--- Start ---

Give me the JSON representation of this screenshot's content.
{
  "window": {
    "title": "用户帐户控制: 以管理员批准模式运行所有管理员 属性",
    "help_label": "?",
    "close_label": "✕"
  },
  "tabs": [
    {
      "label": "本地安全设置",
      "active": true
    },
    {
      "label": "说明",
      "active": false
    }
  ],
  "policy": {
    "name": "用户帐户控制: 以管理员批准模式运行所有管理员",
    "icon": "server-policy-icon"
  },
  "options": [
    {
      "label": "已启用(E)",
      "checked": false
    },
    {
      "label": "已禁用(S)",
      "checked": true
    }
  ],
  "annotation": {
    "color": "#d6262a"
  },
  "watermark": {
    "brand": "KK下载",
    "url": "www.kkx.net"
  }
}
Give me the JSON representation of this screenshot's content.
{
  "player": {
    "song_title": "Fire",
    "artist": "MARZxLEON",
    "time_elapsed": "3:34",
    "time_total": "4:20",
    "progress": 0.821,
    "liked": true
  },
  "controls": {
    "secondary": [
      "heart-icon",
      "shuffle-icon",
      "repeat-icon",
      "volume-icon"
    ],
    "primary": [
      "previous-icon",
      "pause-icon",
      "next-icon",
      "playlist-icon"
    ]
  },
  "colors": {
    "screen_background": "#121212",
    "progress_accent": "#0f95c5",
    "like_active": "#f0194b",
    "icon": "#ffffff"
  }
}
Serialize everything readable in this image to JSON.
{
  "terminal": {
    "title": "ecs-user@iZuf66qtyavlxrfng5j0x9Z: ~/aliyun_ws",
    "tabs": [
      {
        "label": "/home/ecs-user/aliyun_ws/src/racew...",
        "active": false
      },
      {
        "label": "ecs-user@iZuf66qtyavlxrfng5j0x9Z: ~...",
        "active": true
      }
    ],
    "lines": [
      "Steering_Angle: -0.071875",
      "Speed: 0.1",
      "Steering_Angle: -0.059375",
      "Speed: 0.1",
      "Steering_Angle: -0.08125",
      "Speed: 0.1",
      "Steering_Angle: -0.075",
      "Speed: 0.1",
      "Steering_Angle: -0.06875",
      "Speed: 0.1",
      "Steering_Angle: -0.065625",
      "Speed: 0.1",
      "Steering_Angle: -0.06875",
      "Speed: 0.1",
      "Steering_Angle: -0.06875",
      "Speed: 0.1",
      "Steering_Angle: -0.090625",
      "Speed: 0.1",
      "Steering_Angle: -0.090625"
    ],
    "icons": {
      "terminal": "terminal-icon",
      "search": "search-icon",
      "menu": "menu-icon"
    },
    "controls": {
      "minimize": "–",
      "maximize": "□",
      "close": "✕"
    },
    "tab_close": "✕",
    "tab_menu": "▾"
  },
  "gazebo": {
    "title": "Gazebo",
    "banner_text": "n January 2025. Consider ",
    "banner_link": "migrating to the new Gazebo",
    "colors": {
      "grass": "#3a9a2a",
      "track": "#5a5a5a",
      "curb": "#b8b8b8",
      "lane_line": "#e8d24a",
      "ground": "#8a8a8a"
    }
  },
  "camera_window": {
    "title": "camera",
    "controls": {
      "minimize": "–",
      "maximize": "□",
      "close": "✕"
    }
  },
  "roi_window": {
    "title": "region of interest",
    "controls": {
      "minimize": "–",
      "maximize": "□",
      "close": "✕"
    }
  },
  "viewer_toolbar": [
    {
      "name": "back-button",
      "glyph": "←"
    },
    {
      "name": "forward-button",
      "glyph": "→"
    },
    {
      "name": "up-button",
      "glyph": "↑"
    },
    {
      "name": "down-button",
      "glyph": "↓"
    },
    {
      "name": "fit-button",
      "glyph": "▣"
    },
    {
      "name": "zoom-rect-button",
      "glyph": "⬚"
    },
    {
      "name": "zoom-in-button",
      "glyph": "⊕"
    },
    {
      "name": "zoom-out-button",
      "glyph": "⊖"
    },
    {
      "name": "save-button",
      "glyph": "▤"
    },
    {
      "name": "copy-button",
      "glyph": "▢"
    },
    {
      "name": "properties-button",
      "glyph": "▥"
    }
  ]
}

--- End ---

Return all the lines that contain the string "name".

Result of the task:
    "name": "用户帐户控制: 以管理员批准模式运行所有管理员",
      "name": "back-button",
      "name": "forward-button",
      "name": "up-button",
      "name": "down-button",
      "name": "fit-button",
      "name": "zoom-rect-button",
      "name": "zoom-in-button",
      "name": "zoom-out-button",
      "name": "save-button",
      "name": "copy-button",
      "name": "properties-button",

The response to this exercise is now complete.